--- Exercise ---
From the listing below, pick out each line with the word "Select".

Records about charts and figures
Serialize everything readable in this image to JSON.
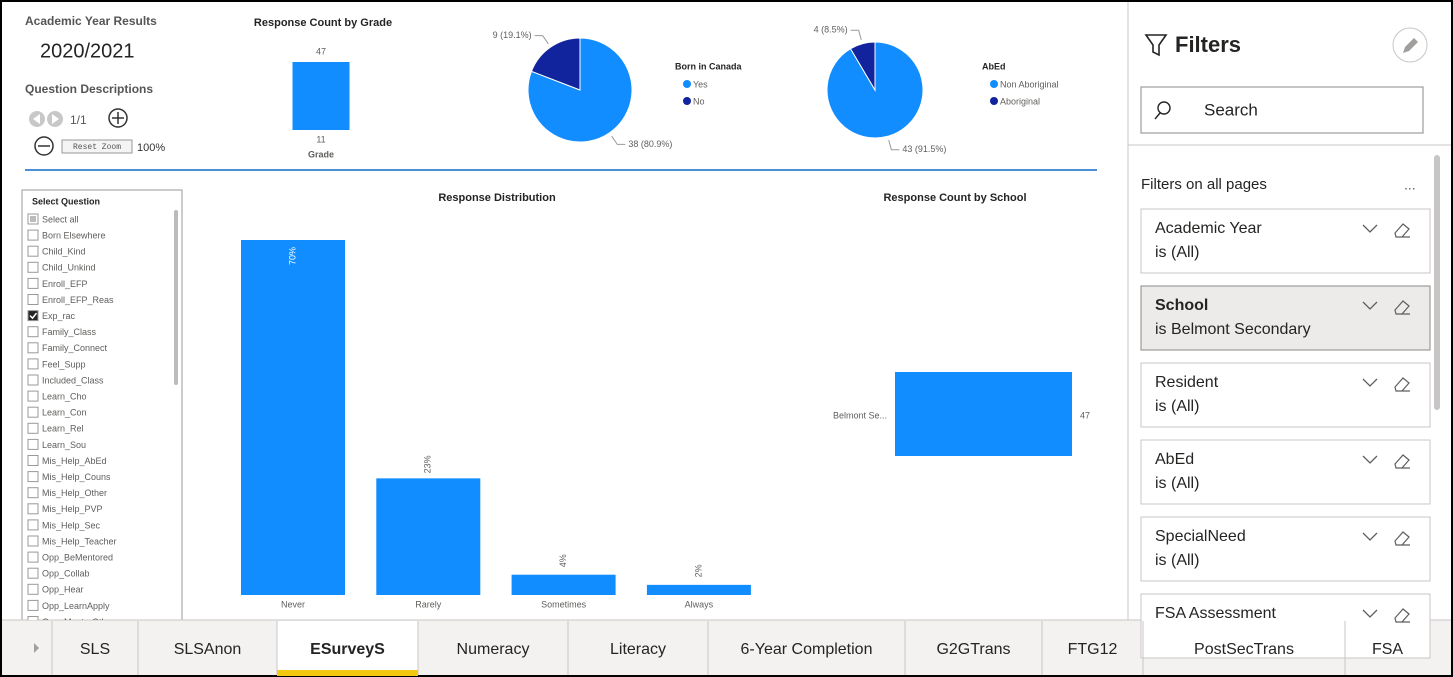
{
  "header": {
    "label": "Academic Year Results",
    "year": "2020/2021",
    "question_descriptions": "Question Descriptions",
    "page_indicator": "1/1",
    "reset_zoom": "Reset Zoom",
    "zoom": "100%"
  },
  "grade_chart": {
    "type": "bar",
    "title": "Response Count by Grade",
    "categories": [
      "11"
    ],
    "values": [
      47
    ],
    "x_label": "Grade",
    "color": "#118dff"
  },
  "born_chart": {
    "type": "pie",
    "title": "Born in Canada",
    "categories": [
      "Yes",
      "No"
    ],
    "values": [
      38,
      9
    ],
    "value_labels": [
      "38 (80.9%)",
      "9 (19.1%)"
    ],
    "colors": [
      "#118dff",
      "#12239e"
    ]
  },
  "abed_chart": {
    "type": "pie",
    "title": "AbEd",
    "categories": [
      "Non Aboriginal",
      "Aboriginal"
    ],
    "values": [
      43,
      4
    ],
    "value_labels": [
      "43 (91.5%)",
      "4 (8.5%)"
    ],
    "colors": [
      "#118dff",
      "#12239e"
    ]
  },
  "slicer": {
    "title": "Select Question",
    "items": [
      {
        "label": "Select all",
        "state": "partial"
      },
      {
        "label": "Born Elsewhere",
        "state": "unchecked"
      },
      {
        "label": "Child_Kind",
        "state": "unchecked"
      },
      {
        "label": "Child_Unkind",
        "state": "unchecked"
      },
      {
        "label": "Enroll_EFP",
        "state": "unchecked"
      },
      {
        "label": "Enroll_EFP_Reas",
        "state": "unchecked"
      },
      {
        "label": "Exp_rac",
        "state": "checked"
      },
      {
        "label": "Family_Class",
        "state": "unchecked"
      },
      {
        "label": "Family_Connect",
        "state": "unchecked"
      },
      {
        "label": "Feel_Supp",
        "state": "unchecked"
      },
      {
        "label": "Included_Class",
        "state": "unchecked"
      },
      {
        "label": "Learn_Cho",
        "state": "unchecked"
      },
      {
        "label": "Learn_Con",
        "state": "unchecked"
      },
      {
        "label": "Learn_Rel",
        "state": "unchecked"
      },
      {
        "label": "Learn_Sou",
        "state": "unchecked"
      },
      {
        "label": "Mis_Help_AbEd",
        "state": "unchecked"
      },
      {
        "label": "Mis_Help_Couns",
        "state": "unchecked"
      },
      {
        "label": "Mis_Help_Other",
        "state": "unchecked"
      },
      {
        "label": "Mis_Help_PVP",
        "state": "unchecked"
      },
      {
        "label": "Mis_Help_Sec",
        "state": "unchecked"
      },
      {
        "label": "Mis_Help_Teacher",
        "state": "unchecked"
      },
      {
        "label": "Opp_BeMentored",
        "state": "unchecked"
      },
      {
        "label": "Opp_Collab",
        "state": "unchecked"
      },
      {
        "label": "Opp_Hear",
        "state": "unchecked"
      },
      {
        "label": "Opp_LearnApply",
        "state": "unchecked"
      },
      {
        "label": "Opp_MentorOther",
        "state": "unchecked"
      }
    ]
  },
  "distribution_chart": {
    "type": "bar",
    "title": "Response Distribution",
    "categories": [
      "Never",
      "Rarely",
      "Sometimes",
      "Always"
    ],
    "values": [
      70,
      23,
      4,
      2
    ],
    "value_labels": [
      "70%",
      "23%",
      "4%",
      "2%"
    ],
    "color": "#118dff"
  },
  "school_chart": {
    "type": "bar",
    "orientation": "horizontal",
    "title": "Response Count by School",
    "categories": [
      "Belmont Se..."
    ],
    "values": [
      47
    ],
    "color": "#118dff"
  },
  "filters": {
    "title": "Filters",
    "search": "Search",
    "section": "Filters on all pages",
    "more": "...",
    "cards": [
      {
        "name": "Academic Year",
        "state": "is (All)"
      },
      {
        "name": "School",
        "state": "is Belmont Secondary",
        "active": true
      },
      {
        "name": "Resident",
        "state": "is (All)"
      },
      {
        "name": "AbEd",
        "state": "is (All)"
      },
      {
        "name": "SpecialNeed",
        "state": "is (All)"
      },
      {
        "name": "FSA Assessment"
      }
    ]
  },
  "tabs": {
    "items": [
      "SLS",
      "SLSAnon",
      "ESurveyS",
      "Numeracy",
      "Literacy",
      "6-Year Completion",
      "G2GTrans",
      "FTG12",
      "PostSecTrans",
      "FSA"
    ],
    "active": 2
  }
}
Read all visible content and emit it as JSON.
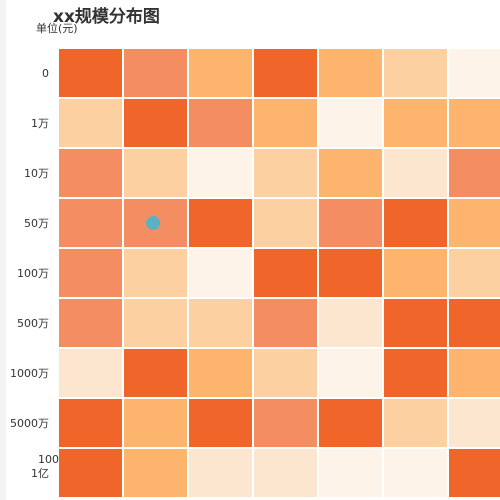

--- Full response ---
    "title": "Select Question",
        "label": "Select all",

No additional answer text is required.